[Begin SUPPLIED ENTRIES]

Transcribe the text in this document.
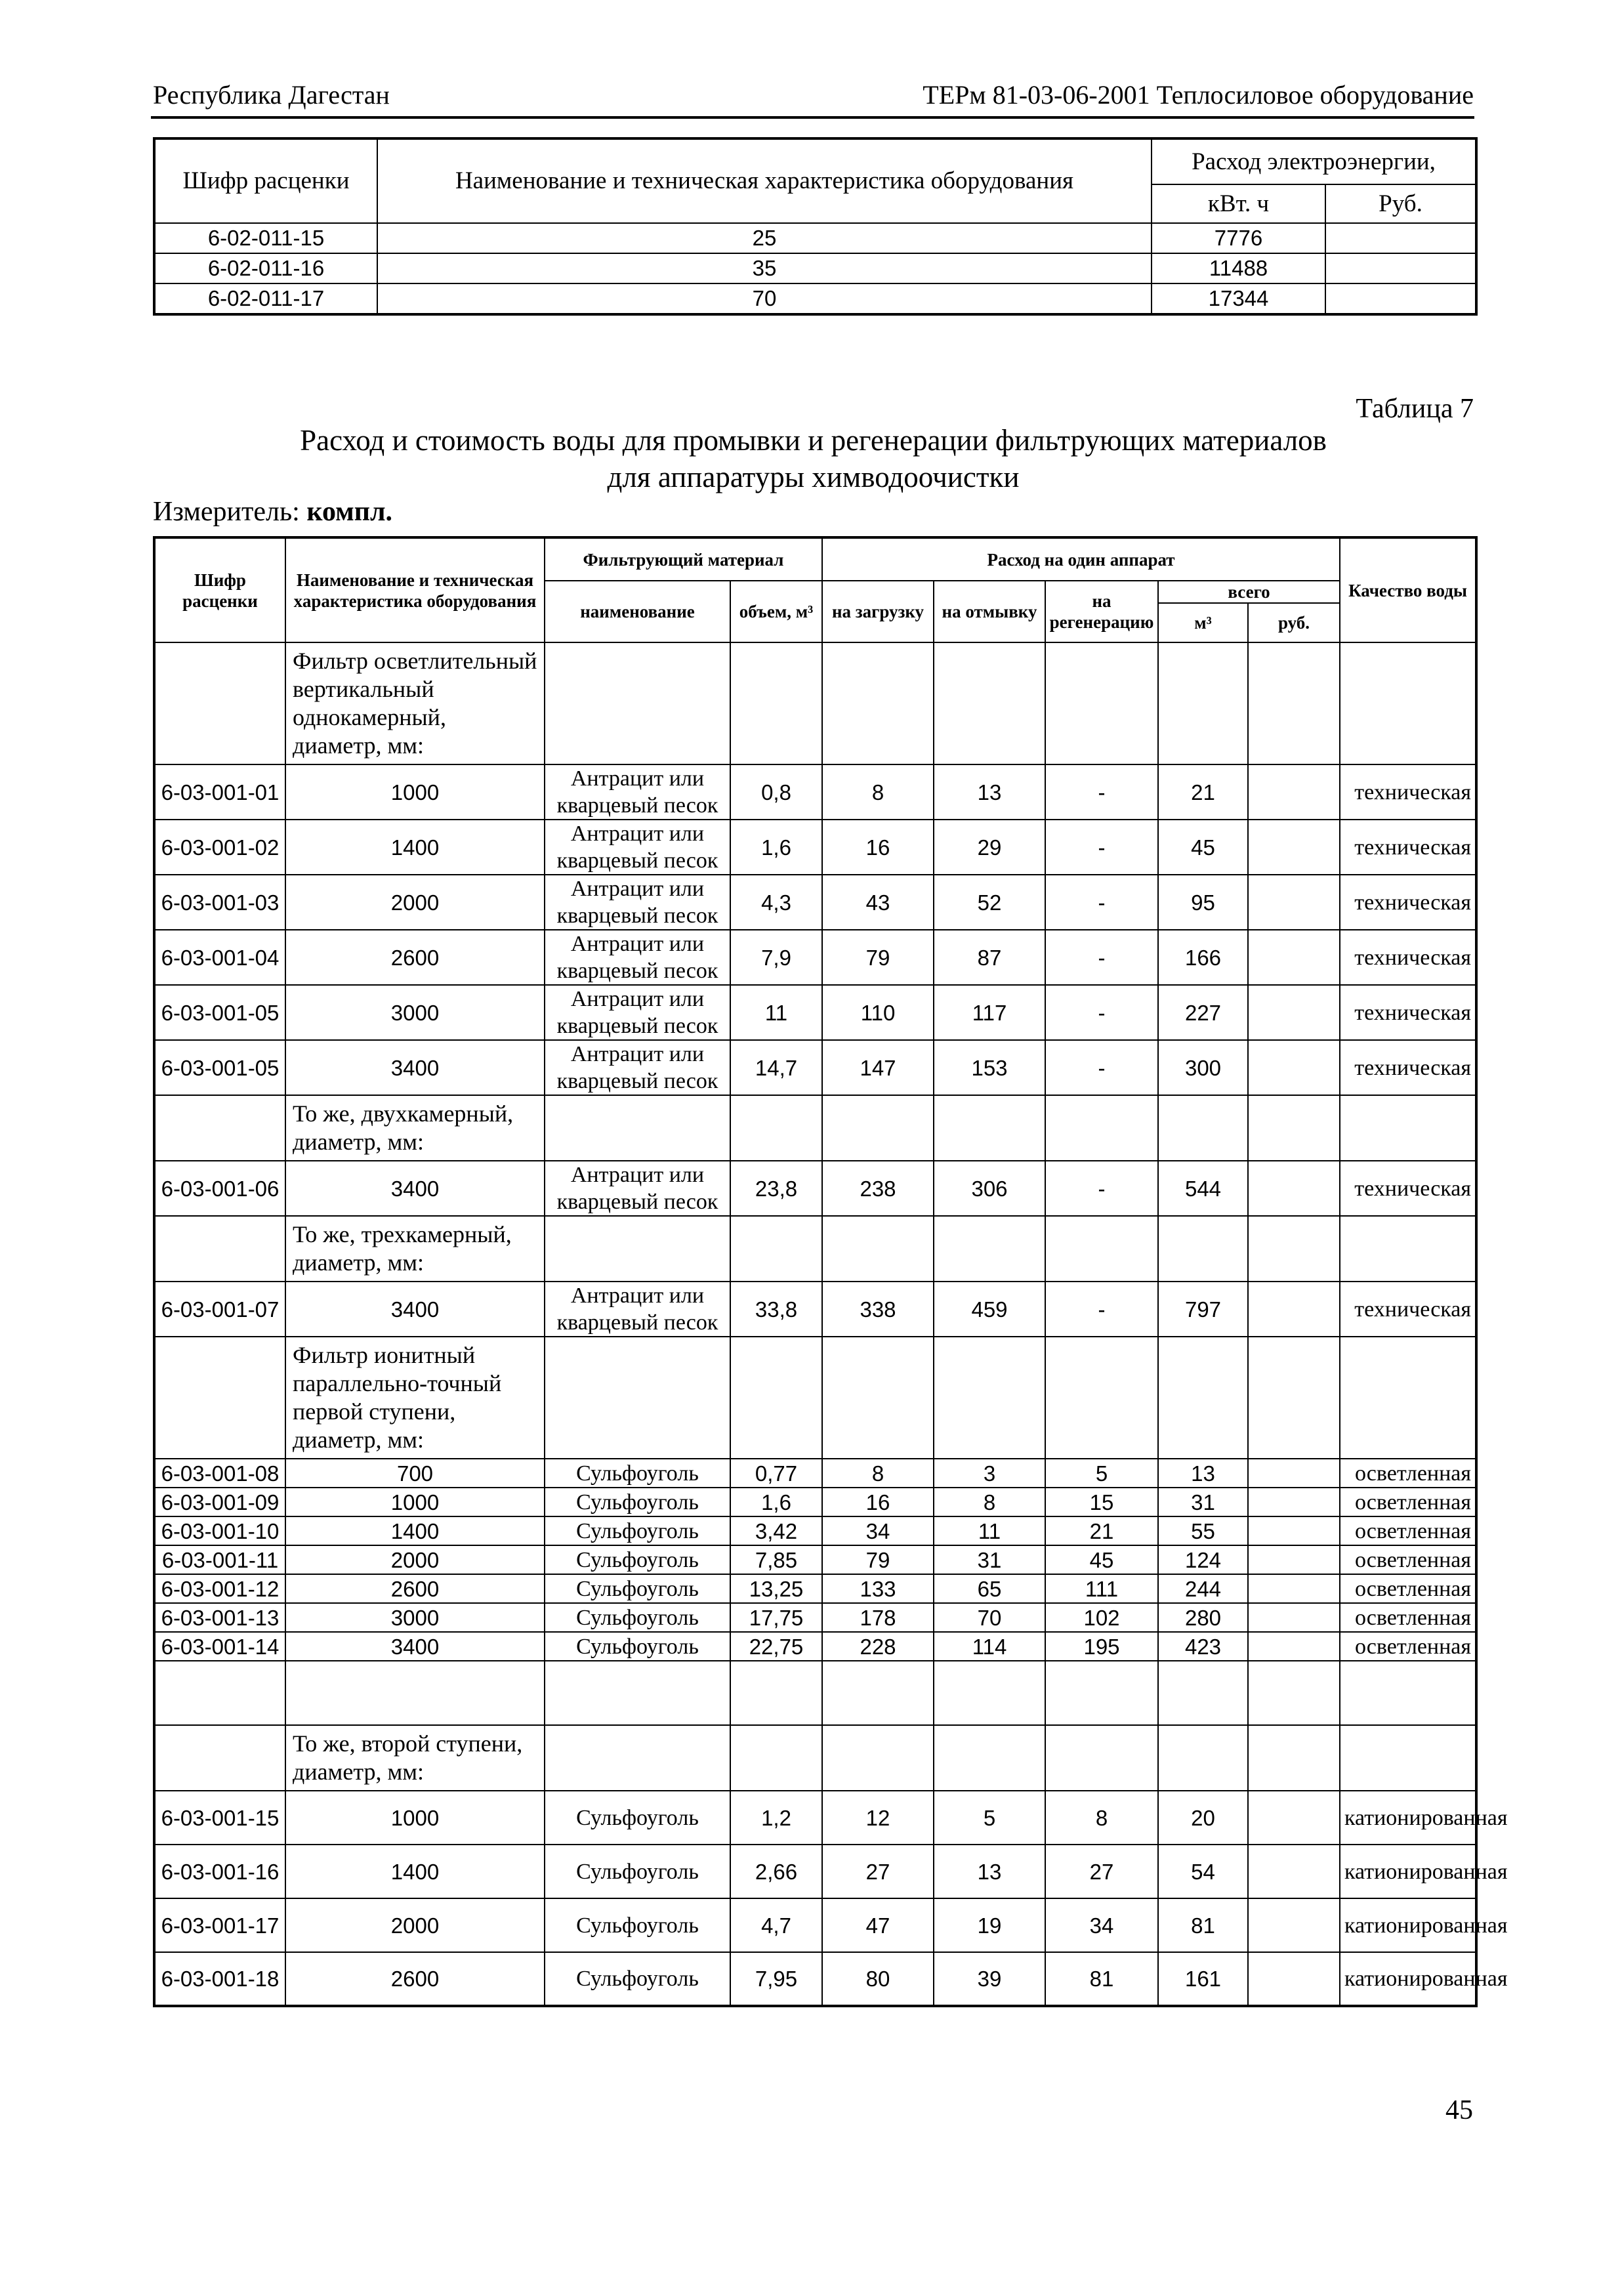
Республика Дагестан	ТЕРм 81-03-06-2001 Теплосиловое оборудование
Шифр расценки	Наименование и техническая характеристика оборудования	Расход электроэнергии,	
		кВт. ч	Руб.
6-02-011-15	25	7776	
6-02-011-16	35	11488	
6-02-011-17	70	17344	
Таблица 7
Расход и стоимость воды для промывки и регенерации фильтрующих материалов
для аппаратуры химводоочистки
Измеритель: компл.
Шифр расценки	Наименование и техническая характеристика оборудования	Фильтрующий материал		Расход на один аппарат					Качество воды
		наименование	объем, м³	на загрузку	на отмывку	на регенерацию	всего		
							м³	руб.	
	Фильтр осветлительный вертикальный однокамерный, диаметр, мм:								
6-03-001-01	1000	Антрацит или кварцевый песок	0,8	8	13	-	21		техническая
6-03-001-02	1400	Антрацит или кварцевый песок	1,6	16	29	-	45		техническая
6-03-001-03	2000	Антрацит или кварцевый песок	4,3	43	52	-	95		техническая
6-03-001-04	2600	Антрацит или кварцевый песок	7,9	79	87	-	166		техническая
6-03-001-05	3000	Антрацит или кварцевый песок	11	110	117	-	227		техническая
6-03-001-05	3400	Антрацит или кварцевый песок	14,7	147	153	-	300		техническая
	То же, двухкамерный, диаметр, мм:								
6-03-001-06	3400	Антрацит или кварцевый песок	23,8	238	306	-	544		техническая
	То же, трехкамерный, диаметр, мм:								
6-03-001-07	3400	Антрацит или кварцевый песок	33,8	338	459	-	797		техническая
	Фильтр ионитный параллельно-точный первой ступени, диаметр, мм:								
6-03-001-08	700	Сульфоуголь	0,77	8	3	5	13		осветленная
6-03-001-09	1000	Сульфоуголь	1,6	16	8	15	31		осветленная
6-03-001-10	1400	Сульфоуголь	3,42	34	11	21	55		осветленная
6-03-001-11	2000	Сульфоуголь	7,85	79	31	45	124		осветленная
6-03-001-12	2600	Сульфоуголь	13,25	133	65	111	244		осветленная
6-03-001-13	3000	Сульфоуголь	17,75	178	70	102	280		осветленная
6-03-001-14	3400	Сульфоуголь	22,75	228	114	195	423		осветленная

	То же, второй ступени, диаметр, мм:								
6-03-001-15	1000	Сульфоуголь	1,2	12	5	8	20		катионированная
6-03-001-16	1400	Сульфоуголь	2,66	27	13	27	54		катионированная
6-03-001-17	2000	Сульфоуголь	4,7	47	19	34	81		катионированная
6-03-001-18	2600	Сульфоуголь	7,95	80	39	81	161		катионированная
45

[End SUPPLIED ENTRIES]

THE REQUEST: Omit the images and transcribe all of the records above word for word.

WRITTEN SOLUTION:
Transcribe the text in this document.
Республика Дагестан	ТЕРм 81-03-06-2001 Теплосиловое оборудование
Шифр расценки	Наименование и техническая характеристика оборудования	Расход электроэнергии,	
		кВт. ч	Руб.
6-02-011-15	25	7776	
6-02-011-16	35	11488	
6-02-011-17	70	17344	
Таблица 7
Расход и стоимость воды для промывки и регенерации фильтрующих материалов
для аппаратуры химводоочистки
Измеритель: компл.
Шифр расценки	Наименование и техническая характеристика оборудования	Фильтрующий материал		Расход на один аппарат					Качество воды
		наименование	объем, м³	на загрузку	на отмывку	на регенерацию	всего		
							м³	руб.	
	Фильтр осветлительный вертикальный однокамерный, диаметр, мм:								
6-03-001-01	1000	Антрацит или кварцевый песок	0,8	8	13	-	21		техническая
6-03-001-02	1400	Антрацит или кварцевый песок	1,6	16	29	-	45		техническая
6-03-001-03	2000	Антрацит или кварцевый песок	4,3	43	52	-	95		техническая
6-03-001-04	2600	Антрацит или кварцевый песок	7,9	79	87	-	166		техническая
6-03-001-05	3000	Антрацит или кварцевый песок	11	110	117	-	227		техническая
6-03-001-05	3400	Антрацит или кварцевый песок	14,7	147	153	-	300		техническая
	То же, двухкамерный, диаметр, мм:								
6-03-001-06	3400	Антрацит или кварцевый песок	23,8	238	306	-	544		техническая
	То же, трехкамерный, диаметр, мм:								
6-03-001-07	3400	Антрацит или кварцевый песок	33,8	338	459	-	797		техническая
	Фильтр ионитный параллельно-точный первой ступени, диаметр, мм:								
6-03-001-08	700	Сульфоуголь	0,77	8	3	5	13		осветленная
6-03-001-09	1000	Сульфоуголь	1,6	16	8	15	31		осветленная
6-03-001-10	1400	Сульфоуголь	3,42	34	11	21	55		осветленная
6-03-001-11	2000	Сульфоуголь	7,85	79	31	45	124		осветленная
6-03-001-12	2600	Сульфоуголь	13,25	133	65	111	244		осветленная
6-03-001-13	3000	Сульфоуголь	17,75	178	70	102	280		осветленная
6-03-001-14	3400	Сульфоуголь	22,75	228	114	195	423		осветленная

	То же, второй ступени, диаметр, мм:								
6-03-001-15	1000	Сульфоуголь	1,2	12	5	8	20		катионированная
6-03-001-16	1400	Сульфоуголь	2,66	27	13	27	54		катионированная
6-03-001-17	2000	Сульфоуголь	4,7	47	19	34	81		катионированная
6-03-001-18	2600	Сульфоуголь	7,95	80	39	81	161		катионированная
45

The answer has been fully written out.